Data entries:
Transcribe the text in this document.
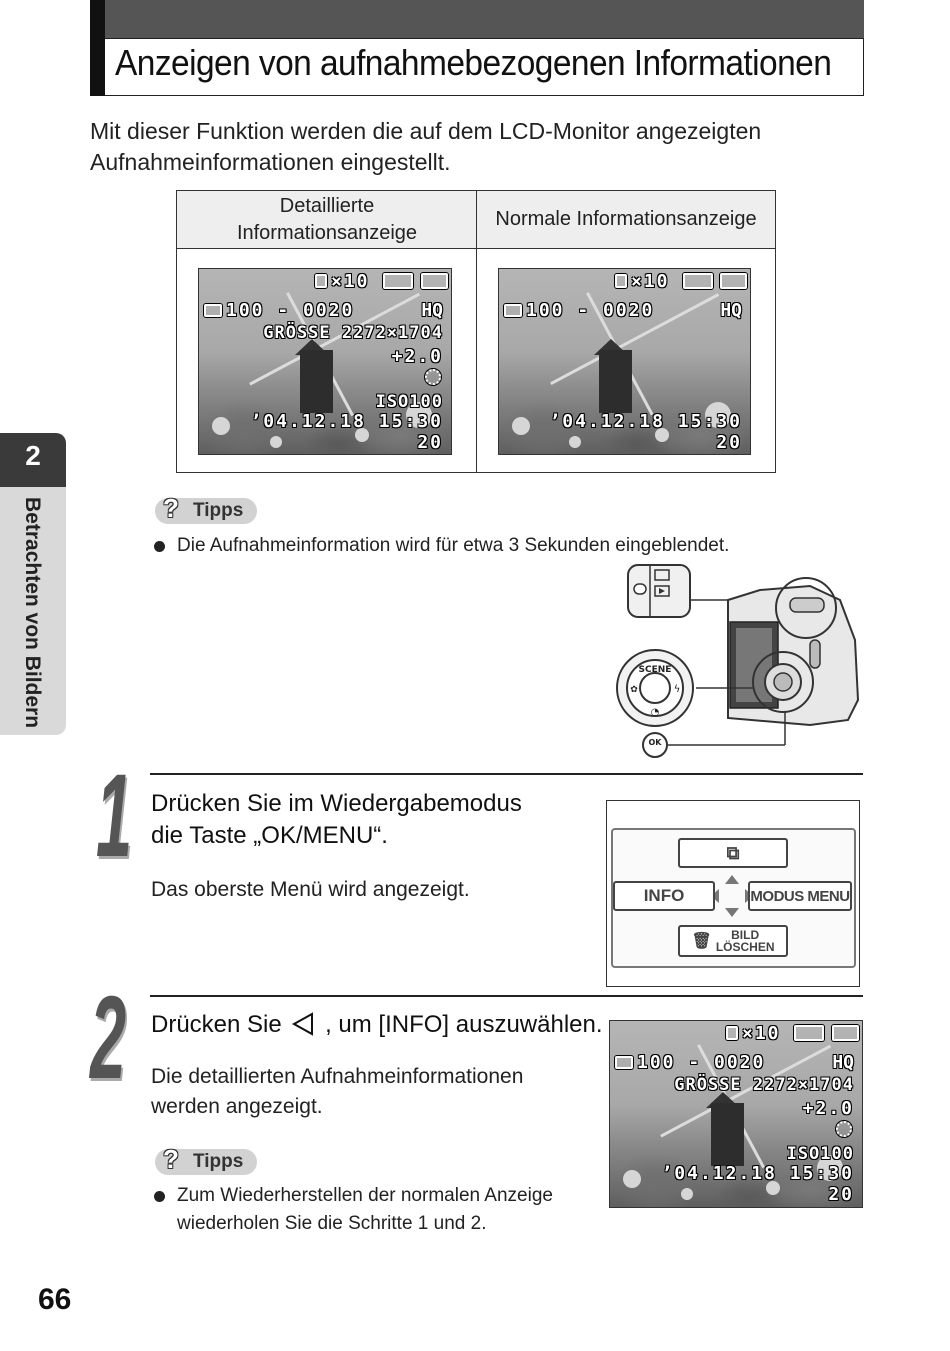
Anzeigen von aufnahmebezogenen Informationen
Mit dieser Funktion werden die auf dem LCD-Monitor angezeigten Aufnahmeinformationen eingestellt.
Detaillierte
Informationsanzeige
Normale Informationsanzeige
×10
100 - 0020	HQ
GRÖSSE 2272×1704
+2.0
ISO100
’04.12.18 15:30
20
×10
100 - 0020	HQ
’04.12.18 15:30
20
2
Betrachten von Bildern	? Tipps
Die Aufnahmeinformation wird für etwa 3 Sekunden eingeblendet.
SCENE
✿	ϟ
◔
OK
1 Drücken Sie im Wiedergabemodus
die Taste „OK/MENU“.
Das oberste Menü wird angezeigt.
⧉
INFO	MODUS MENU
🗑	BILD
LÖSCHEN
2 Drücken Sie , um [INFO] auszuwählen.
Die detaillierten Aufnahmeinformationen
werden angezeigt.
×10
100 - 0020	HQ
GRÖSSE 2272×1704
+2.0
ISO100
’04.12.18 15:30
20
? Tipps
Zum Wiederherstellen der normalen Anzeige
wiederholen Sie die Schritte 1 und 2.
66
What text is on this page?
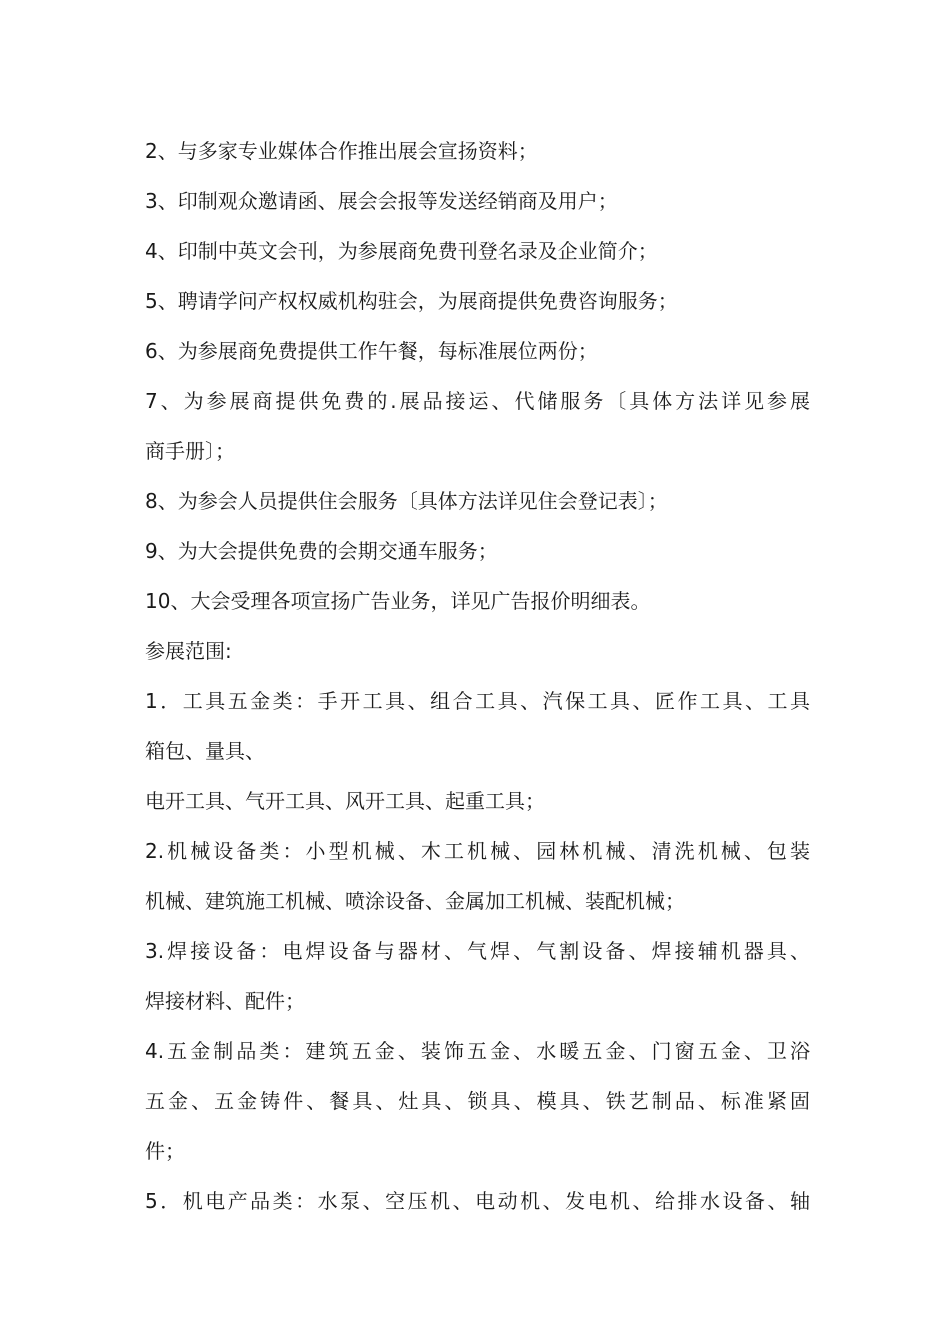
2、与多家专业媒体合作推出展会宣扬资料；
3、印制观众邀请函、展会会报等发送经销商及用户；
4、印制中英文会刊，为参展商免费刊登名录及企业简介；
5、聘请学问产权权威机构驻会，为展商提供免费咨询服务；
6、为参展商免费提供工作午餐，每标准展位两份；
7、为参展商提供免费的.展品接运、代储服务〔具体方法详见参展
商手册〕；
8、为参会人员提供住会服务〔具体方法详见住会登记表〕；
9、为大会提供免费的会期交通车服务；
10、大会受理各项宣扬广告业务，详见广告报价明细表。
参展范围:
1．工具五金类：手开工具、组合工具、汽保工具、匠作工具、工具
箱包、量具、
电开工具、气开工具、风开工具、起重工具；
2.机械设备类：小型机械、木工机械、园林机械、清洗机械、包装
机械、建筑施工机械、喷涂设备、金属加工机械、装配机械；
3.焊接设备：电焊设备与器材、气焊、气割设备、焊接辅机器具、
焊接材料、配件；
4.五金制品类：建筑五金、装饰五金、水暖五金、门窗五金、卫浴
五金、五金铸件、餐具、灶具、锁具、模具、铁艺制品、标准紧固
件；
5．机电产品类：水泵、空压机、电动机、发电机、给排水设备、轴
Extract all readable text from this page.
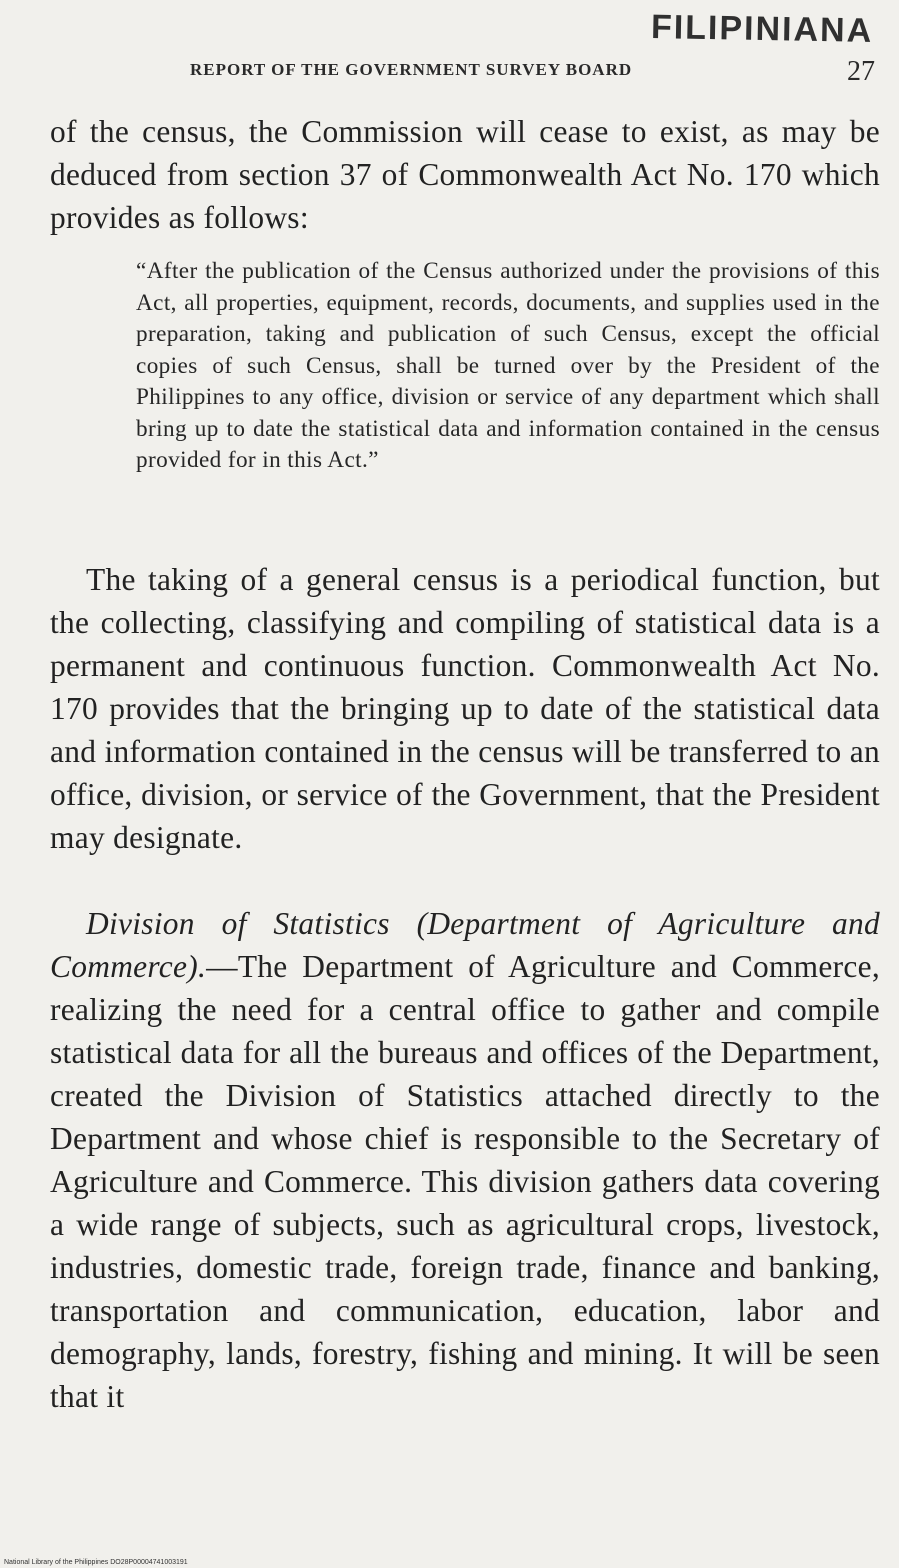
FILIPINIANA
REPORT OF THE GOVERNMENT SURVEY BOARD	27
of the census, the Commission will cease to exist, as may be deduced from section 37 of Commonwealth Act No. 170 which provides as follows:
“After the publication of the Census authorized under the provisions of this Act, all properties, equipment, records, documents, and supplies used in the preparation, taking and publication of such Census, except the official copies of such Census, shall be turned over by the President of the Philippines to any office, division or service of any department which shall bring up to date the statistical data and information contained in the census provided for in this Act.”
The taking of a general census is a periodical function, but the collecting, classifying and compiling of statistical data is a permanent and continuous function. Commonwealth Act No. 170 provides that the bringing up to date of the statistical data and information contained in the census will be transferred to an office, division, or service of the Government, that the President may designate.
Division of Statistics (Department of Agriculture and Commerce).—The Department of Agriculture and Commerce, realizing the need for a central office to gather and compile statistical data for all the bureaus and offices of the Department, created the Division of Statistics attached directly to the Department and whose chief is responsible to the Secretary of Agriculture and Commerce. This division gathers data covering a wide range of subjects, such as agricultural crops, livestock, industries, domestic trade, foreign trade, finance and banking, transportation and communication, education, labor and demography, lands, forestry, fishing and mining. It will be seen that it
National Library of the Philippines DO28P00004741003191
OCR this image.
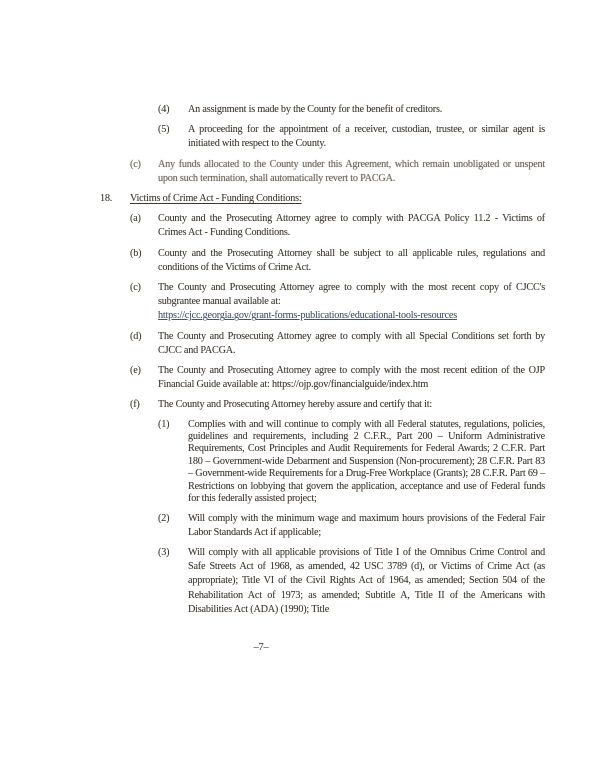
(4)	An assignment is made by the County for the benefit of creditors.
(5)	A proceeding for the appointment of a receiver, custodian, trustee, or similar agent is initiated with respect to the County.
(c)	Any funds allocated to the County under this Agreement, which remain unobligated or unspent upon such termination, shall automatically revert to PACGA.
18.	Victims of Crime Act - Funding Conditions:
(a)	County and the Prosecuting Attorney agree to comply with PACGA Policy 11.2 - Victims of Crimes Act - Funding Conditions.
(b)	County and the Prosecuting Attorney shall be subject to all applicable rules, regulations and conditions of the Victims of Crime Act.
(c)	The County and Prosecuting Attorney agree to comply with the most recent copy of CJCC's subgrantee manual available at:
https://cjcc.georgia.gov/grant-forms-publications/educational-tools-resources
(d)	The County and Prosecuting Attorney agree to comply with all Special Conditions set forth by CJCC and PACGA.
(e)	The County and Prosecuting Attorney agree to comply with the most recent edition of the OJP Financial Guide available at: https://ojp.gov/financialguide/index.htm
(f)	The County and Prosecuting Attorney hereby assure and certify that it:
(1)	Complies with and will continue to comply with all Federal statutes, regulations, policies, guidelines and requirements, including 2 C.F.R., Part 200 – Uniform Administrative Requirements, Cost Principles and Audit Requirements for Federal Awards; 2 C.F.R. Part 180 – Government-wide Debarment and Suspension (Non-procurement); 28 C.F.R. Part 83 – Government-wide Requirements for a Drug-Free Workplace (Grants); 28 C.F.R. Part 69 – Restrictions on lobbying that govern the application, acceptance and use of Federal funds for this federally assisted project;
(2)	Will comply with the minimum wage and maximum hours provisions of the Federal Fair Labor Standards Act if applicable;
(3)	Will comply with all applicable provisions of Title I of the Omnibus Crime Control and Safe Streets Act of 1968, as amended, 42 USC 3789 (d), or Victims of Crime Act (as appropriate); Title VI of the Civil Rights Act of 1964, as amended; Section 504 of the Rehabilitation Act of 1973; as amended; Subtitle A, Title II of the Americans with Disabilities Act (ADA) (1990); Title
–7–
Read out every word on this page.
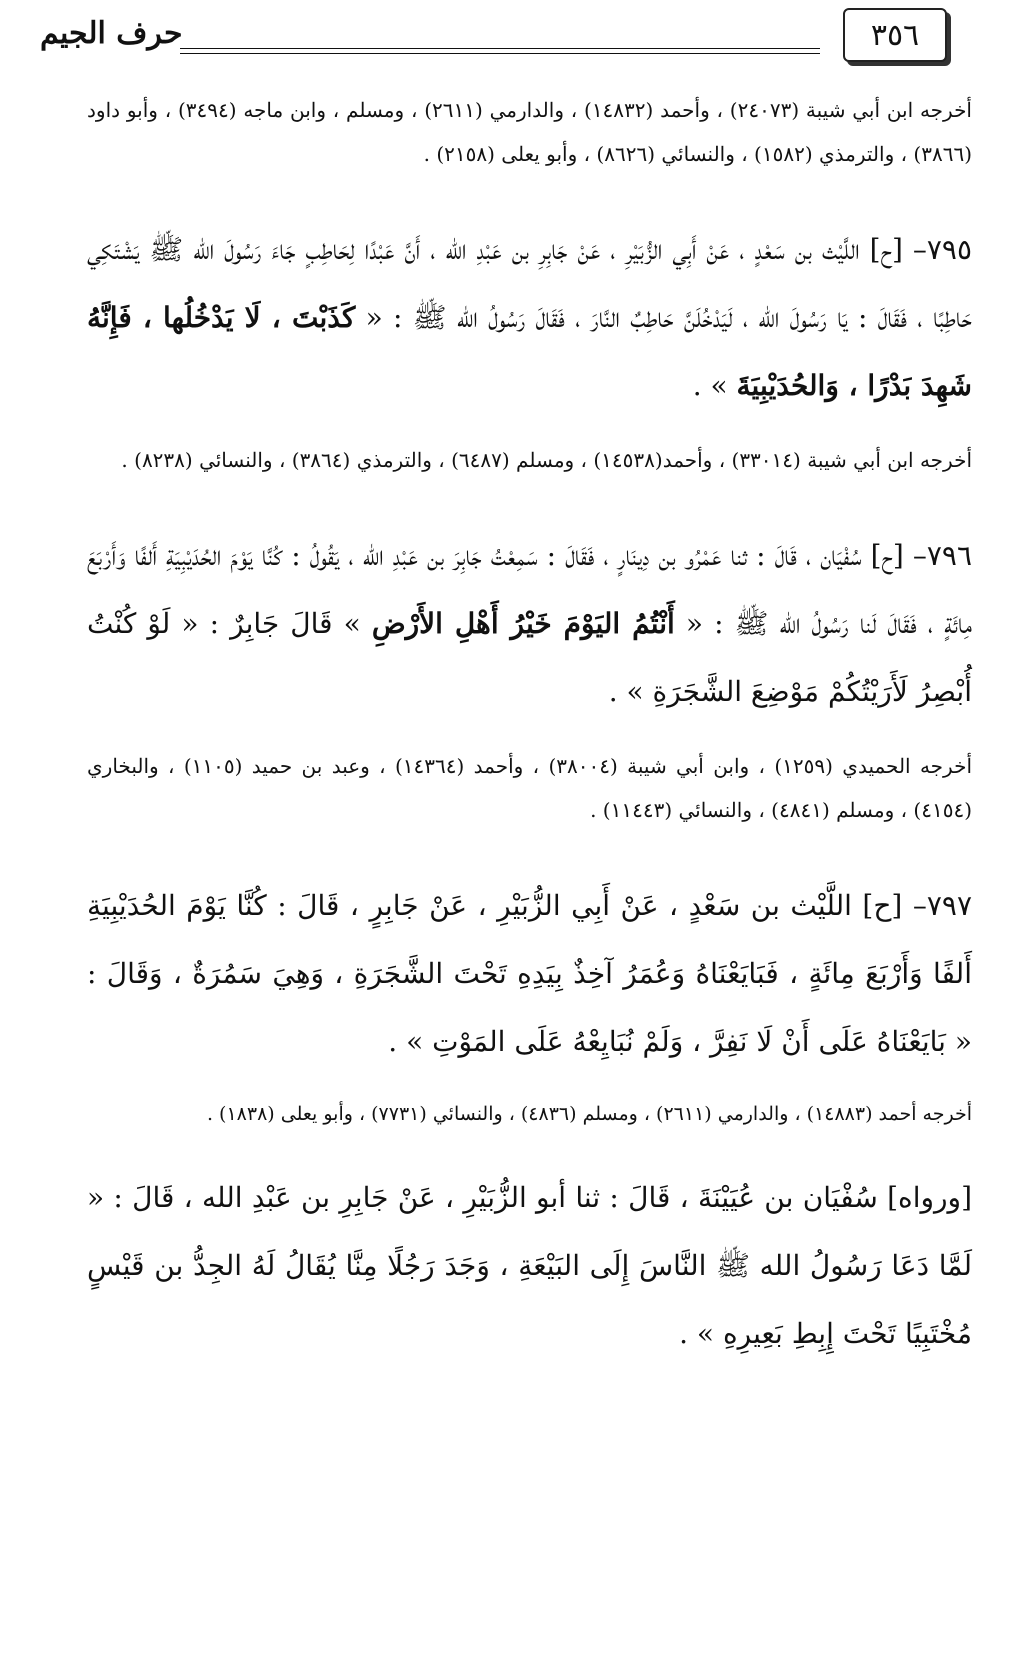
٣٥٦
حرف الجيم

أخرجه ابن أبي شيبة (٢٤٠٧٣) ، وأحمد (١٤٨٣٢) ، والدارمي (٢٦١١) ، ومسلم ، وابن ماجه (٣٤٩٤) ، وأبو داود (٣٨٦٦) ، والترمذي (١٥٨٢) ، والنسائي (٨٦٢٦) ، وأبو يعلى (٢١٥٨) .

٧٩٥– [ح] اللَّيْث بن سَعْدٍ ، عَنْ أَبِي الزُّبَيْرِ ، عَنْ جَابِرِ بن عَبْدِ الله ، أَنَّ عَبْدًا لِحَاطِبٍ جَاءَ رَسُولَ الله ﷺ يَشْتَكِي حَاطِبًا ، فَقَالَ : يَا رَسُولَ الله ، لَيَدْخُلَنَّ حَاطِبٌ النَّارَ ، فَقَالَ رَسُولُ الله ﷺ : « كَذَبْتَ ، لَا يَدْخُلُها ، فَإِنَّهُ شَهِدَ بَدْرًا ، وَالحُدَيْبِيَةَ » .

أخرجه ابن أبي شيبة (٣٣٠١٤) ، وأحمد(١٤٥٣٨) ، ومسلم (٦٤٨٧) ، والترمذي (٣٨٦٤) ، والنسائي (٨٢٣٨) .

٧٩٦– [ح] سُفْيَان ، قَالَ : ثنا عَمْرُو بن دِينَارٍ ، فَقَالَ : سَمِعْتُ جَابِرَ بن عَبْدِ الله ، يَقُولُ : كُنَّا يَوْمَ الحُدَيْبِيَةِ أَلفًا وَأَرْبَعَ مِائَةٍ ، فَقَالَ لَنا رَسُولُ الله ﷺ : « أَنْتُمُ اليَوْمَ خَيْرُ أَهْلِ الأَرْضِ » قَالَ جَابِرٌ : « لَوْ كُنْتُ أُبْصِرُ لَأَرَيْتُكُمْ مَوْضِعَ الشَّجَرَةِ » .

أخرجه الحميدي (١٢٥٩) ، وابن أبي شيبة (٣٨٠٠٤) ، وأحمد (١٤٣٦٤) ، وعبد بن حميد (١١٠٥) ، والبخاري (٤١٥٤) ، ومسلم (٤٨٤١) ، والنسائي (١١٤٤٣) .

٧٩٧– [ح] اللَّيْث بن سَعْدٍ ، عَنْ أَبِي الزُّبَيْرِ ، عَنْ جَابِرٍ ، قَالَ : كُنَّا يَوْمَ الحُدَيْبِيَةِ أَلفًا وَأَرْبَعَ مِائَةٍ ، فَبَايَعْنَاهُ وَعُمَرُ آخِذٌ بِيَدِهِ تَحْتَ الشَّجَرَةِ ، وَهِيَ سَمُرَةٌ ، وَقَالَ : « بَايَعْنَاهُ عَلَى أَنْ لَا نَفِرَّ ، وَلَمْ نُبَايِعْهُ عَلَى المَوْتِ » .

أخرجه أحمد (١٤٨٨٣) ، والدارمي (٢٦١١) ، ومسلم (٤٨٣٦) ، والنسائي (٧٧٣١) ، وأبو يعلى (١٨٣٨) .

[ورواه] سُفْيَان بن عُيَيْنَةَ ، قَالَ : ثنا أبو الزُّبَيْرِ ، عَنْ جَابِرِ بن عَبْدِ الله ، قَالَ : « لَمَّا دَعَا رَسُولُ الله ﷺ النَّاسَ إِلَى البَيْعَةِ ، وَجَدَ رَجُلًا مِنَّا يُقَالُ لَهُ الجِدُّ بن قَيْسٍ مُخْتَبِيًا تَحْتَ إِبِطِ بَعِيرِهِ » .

__THE EXERCISE__
Each line holding the word "PACGA" counts once; report the total and nothing else.

__WORKED SOLUTION__
3